» **Set task**
Copy every line of the entries that includes the word "title".

───── Exercise inputs

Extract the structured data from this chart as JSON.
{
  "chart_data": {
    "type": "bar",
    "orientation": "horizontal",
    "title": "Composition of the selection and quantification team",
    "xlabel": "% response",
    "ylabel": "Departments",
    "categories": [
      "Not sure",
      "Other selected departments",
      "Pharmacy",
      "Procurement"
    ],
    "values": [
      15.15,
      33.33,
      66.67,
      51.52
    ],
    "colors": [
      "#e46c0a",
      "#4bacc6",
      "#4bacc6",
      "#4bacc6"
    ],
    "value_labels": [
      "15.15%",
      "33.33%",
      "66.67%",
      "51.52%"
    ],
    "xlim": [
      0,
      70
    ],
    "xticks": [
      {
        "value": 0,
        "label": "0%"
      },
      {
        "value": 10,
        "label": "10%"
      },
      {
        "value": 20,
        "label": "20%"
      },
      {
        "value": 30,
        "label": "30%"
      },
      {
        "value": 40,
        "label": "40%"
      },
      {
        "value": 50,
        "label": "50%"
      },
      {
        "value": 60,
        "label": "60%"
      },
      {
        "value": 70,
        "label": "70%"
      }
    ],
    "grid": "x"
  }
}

──────────
───── Exercise inputs

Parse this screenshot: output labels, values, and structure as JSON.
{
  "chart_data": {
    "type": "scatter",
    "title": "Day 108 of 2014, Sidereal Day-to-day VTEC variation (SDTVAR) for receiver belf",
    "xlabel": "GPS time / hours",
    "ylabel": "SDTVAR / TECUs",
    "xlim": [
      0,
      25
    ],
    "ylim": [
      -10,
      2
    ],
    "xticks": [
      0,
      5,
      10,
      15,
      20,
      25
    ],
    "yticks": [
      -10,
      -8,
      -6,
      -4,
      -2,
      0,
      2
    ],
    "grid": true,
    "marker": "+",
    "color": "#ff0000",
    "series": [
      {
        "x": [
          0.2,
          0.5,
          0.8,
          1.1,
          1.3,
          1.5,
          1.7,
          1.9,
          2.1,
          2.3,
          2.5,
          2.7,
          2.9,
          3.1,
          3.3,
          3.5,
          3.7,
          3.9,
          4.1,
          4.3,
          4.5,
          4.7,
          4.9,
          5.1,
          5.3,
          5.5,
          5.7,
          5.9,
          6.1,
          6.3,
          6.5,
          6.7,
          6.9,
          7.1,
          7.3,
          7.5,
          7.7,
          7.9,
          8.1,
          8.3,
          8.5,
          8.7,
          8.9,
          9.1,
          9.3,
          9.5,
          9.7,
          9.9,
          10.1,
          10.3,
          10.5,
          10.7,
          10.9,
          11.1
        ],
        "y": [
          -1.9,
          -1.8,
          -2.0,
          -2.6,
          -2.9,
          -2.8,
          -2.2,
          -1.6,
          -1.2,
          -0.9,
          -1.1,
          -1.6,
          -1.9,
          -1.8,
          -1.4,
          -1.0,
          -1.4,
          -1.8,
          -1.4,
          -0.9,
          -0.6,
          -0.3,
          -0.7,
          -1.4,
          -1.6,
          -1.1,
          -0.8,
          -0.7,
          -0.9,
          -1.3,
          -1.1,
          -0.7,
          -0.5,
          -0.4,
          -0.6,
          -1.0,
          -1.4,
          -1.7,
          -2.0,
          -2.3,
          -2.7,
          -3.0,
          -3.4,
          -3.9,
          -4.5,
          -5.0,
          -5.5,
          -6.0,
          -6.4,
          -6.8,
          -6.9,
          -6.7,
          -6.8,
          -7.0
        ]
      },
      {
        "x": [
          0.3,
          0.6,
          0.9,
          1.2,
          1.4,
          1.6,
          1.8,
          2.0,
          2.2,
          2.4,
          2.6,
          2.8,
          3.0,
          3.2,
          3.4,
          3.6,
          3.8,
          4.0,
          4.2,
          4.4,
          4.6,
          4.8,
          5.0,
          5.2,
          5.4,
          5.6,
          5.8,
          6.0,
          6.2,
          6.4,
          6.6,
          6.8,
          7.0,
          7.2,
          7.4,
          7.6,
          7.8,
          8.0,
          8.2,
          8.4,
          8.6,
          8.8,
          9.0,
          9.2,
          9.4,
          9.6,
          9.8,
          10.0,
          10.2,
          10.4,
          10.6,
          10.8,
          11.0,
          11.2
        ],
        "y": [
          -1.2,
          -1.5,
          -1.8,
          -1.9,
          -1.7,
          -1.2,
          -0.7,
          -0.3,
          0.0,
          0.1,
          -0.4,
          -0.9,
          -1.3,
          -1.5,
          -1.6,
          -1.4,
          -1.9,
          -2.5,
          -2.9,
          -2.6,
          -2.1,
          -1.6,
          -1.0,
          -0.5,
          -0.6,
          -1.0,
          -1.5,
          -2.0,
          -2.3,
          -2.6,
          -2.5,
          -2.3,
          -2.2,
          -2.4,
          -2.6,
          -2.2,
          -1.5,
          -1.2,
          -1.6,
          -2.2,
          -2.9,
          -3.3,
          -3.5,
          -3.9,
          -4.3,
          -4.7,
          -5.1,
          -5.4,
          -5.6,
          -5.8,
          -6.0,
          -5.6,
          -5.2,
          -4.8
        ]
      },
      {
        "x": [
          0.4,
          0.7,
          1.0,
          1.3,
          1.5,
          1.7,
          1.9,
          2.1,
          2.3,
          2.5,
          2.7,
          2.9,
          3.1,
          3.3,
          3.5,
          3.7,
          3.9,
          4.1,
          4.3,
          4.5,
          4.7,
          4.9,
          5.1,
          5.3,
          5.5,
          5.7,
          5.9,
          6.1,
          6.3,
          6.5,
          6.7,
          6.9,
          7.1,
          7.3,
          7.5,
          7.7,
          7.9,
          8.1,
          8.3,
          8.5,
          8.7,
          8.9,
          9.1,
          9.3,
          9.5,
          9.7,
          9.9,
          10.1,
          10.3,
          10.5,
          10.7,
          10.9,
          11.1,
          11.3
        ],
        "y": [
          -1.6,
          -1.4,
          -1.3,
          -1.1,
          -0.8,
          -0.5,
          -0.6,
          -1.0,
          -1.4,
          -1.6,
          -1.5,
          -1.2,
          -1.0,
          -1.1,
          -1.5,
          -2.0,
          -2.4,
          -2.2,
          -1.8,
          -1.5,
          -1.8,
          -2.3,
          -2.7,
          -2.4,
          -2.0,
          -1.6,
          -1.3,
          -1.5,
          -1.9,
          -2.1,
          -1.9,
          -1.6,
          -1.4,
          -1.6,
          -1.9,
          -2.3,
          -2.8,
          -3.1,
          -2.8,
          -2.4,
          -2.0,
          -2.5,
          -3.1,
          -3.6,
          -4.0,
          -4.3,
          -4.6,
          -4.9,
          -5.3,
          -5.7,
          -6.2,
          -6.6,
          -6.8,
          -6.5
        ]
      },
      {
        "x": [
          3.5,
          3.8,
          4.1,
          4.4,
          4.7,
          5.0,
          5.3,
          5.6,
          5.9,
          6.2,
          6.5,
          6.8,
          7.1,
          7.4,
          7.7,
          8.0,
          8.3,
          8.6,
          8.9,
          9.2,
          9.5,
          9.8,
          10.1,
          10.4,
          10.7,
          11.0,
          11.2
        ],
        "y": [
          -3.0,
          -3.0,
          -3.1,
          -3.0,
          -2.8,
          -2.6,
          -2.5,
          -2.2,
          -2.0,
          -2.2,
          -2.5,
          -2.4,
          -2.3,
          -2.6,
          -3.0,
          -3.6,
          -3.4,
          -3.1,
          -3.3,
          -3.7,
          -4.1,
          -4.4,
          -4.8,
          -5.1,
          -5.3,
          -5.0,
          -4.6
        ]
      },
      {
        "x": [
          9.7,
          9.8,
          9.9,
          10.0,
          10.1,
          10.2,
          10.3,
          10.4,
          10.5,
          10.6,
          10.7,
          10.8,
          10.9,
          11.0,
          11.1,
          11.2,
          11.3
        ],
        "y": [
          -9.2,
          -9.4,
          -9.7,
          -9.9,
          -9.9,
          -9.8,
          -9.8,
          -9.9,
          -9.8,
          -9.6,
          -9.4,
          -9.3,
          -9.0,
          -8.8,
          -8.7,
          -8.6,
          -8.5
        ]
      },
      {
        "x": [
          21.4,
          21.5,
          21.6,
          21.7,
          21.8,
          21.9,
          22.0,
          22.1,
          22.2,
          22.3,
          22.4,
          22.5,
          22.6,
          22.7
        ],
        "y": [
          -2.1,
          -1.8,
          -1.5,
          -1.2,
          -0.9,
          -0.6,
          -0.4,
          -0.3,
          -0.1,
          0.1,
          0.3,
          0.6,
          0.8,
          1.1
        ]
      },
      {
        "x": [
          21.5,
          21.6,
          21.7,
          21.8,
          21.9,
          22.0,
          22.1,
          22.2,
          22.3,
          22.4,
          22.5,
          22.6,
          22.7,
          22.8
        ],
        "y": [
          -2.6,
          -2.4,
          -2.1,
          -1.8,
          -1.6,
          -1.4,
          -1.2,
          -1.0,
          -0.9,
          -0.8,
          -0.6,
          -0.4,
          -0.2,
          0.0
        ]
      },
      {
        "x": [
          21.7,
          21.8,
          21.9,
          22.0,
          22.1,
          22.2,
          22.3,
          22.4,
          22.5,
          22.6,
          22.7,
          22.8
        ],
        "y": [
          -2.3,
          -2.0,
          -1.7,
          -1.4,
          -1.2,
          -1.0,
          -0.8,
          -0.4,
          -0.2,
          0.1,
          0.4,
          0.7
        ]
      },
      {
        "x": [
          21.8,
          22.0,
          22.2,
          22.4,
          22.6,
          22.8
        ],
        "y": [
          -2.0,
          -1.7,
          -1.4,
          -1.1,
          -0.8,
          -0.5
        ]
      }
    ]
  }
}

──────────

» **Written solution**
    "title": "Composition of the selection and quantification team",
    "title": "Day 108 of 2014, Sidereal Day-to-day VTEC variation (SDTVAR) for receiver belf",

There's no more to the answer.